**Raw data**
::::::::

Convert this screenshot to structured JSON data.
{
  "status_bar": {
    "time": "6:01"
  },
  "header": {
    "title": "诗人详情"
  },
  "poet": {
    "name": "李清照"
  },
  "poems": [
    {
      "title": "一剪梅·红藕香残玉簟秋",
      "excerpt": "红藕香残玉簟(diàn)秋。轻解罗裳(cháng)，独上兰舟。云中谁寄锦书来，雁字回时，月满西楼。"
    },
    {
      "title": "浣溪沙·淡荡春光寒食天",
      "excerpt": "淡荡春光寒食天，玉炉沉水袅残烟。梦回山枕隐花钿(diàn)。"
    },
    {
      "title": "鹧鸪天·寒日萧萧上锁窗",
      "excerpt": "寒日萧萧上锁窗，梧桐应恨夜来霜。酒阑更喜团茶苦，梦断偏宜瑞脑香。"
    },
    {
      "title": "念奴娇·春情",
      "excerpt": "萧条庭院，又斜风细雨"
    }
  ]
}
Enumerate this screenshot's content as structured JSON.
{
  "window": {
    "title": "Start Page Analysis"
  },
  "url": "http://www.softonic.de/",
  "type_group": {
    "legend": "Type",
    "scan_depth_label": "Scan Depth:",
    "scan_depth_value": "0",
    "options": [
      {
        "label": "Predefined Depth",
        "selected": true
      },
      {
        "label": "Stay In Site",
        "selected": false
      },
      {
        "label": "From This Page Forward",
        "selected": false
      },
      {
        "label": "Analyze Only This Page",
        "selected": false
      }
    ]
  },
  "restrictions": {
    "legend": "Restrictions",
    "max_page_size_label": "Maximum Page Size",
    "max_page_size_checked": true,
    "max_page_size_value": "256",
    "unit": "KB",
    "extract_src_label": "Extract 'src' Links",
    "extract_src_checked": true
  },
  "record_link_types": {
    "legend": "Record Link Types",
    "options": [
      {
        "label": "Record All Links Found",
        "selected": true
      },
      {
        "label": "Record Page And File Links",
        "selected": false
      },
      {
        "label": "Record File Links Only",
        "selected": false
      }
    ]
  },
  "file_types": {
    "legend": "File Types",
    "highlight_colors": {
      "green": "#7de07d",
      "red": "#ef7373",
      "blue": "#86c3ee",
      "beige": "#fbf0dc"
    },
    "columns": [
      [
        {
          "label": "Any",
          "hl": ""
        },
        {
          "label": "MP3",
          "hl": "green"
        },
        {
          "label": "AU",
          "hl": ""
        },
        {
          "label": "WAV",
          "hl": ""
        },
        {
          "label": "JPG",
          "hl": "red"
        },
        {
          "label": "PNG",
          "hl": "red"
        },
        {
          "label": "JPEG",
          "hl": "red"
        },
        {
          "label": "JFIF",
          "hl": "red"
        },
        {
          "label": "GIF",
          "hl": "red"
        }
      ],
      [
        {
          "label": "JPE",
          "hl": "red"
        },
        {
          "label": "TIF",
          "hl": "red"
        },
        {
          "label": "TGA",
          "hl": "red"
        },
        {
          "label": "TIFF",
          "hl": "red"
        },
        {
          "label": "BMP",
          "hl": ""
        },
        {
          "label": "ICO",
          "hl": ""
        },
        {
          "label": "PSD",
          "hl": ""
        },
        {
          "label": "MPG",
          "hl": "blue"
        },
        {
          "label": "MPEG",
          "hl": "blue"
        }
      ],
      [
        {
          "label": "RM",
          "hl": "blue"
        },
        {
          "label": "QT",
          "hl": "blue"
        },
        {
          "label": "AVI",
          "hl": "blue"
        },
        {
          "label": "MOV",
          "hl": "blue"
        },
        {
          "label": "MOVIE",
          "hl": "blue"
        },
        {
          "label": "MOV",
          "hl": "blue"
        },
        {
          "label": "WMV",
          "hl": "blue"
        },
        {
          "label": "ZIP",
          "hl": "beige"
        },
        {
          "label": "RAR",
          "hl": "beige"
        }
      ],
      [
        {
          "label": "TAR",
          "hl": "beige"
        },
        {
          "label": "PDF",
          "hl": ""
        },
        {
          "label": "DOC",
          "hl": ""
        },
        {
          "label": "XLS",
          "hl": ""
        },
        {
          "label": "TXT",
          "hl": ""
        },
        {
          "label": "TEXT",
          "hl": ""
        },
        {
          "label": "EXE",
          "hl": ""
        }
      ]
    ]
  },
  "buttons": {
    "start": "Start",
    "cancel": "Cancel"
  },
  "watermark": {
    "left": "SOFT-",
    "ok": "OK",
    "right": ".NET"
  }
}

::::::::

**Given task**
Copy the data above in full, character for character.

**Result of the task**
Convert this screenshot to structured JSON data.
{
  "status_bar": {
    "time": "6:01"
  },
  "header": {
    "title": "诗人详情"
  },
  "poet": {
    "name": "李清照"
  },
  "poems": [
    {
      "title": "一剪梅·红藕香残玉簟秋",
      "excerpt": "红藕香残玉簟(diàn)秋。轻解罗裳(cháng)，独上兰舟。云中谁寄锦书来，雁字回时，月满西楼。"
    },
    {
      "title": "浣溪沙·淡荡春光寒食天",
      "excerpt": "淡荡春光寒食天，玉炉沉水袅残烟。梦回山枕隐花钿(diàn)。"
    },
    {
      "title": "鹧鸪天·寒日萧萧上锁窗",
      "excerpt": "寒日萧萧上锁窗，梧桐应恨夜来霜。酒阑更喜团茶苦，梦断偏宜瑞脑香。"
    },
    {
      "title": "念奴娇·春情",
      "excerpt": "萧条庭院，又斜风细雨"
    }
  ]
}
Enumerate this screenshot's content as structured JSON.
{
  "window": {
    "title": "Start Page Analysis"
  },
  "url": "http://www.softonic.de/",
  "type_group": {
    "legend": "Type",
    "scan_depth_label": "Scan Depth:",
    "scan_depth_value": "0",
    "options": [
      {
        "label": "Predefined Depth",
        "selected": true
      },
      {
        "label": "Stay In Site",
        "selected": false
      },
      {
        "label": "From This Page Forward",
        "selected": false
      },
      {
        "label": "Analyze Only This Page",
        "selected": false
      }
    ]
  },
  "restrictions": {
    "legend": "Restrictions",
    "max_page_size_label": "Maximum Page Size",
    "max_page_size_checked": true,
    "max_page_size_value": "256",
    "unit": "KB",
    "extract_src_label": "Extract 'src' Links",
    "extract_src_checked": true
  },
  "record_link_types": {
    "legend": "Record Link Types",
    "options": [
      {
        "label": "Record All Links Found",
        "selected": true
      },
      {
        "label": "Record Page And File Links",
        "selected": false
      },
      {
        "label": "Record File Links Only",
        "selected": false
      }
    ]
  },
  "file_types": {
    "legend": "File Types",
    "highlight_colors": {
      "green": "#7de07d",
      "red": "#ef7373",
      "blue": "#86c3ee",
      "beige": "#fbf0dc"
    },
    "columns": [
      [
        {
          "label": "Any",
          "hl": ""
        },
        {
          "label": "MP3",
          "hl": "green"
        },
        {
          "label": "AU",
          "hl": ""
        },
        {
          "label": "WAV",
          "hl": ""
        },
        {
          "label": "JPG",
          "hl": "red"
        },
        {
          "label": "PNG",
          "hl": "red"
        },
        {
          "label": "JPEG",
          "hl": "red"
        },
        {
          "label": "JFIF",
          "hl": "red"
        },
        {
          "label": "GIF",
          "hl": "red"
        }
      ],
      [
        {
          "label": "JPE",
          "hl": "red"
        },
        {
          "label": "TIF",
          "hl": "red"
        },
        {
          "label": "TGA",
          "hl": "red"
        },
        {
          "label": "TIFF",
          "hl": "red"
        },
        {
          "label": "BMP",
          "hl": ""
        },
        {
          "label": "ICO",
          "hl": ""
        },
        {
          "label": "PSD",
          "hl": ""
        },
        {
          "label": "MPG",
          "hl": "blue"
        },
        {
          "label": "MPEG",
          "hl": "blue"
        }
      ],
      [
        {
          "label": "RM",
          "hl": "blue"
        },
        {
          "label": "QT",
          "hl": "blue"
        },
        {
          "label": "AVI",
          "hl": "blue"
        },
        {
          "label": "MOV",
          "hl": "blue"
        },
        {
          "label": "MOVIE",
          "hl": "blue"
        },
        {
          "label": "MOV",
          "hl": "blue"
        },
        {
          "label": "WMV",
          "hl": "blue"
        },
        {
          "label": "ZIP",
          "hl": "beige"
        },
        {
          "label": "RAR",
          "hl": "beige"
        }
      ],
      [
        {
          "label": "TAR",
          "hl": "beige"
        },
        {
          "label": "PDF",
          "hl": ""
        },
        {
          "label": "DOC",
          "hl": ""
        },
        {
          "label": "XLS",
          "hl": ""
        },
        {
          "label": "TXT",
          "hl": ""
        },
        {
          "label": "TEXT",
          "hl": ""
        },
        {
          "label": "EXE",
          "hl": ""
        }
      ]
    ]
  },
  "buttons": {
    "start": "Start",
    "cancel": "Cancel"
  },
  "watermark": {
    "left": "SOFT-",
    "ok": "OK",
    "right": ".NET"
  }
}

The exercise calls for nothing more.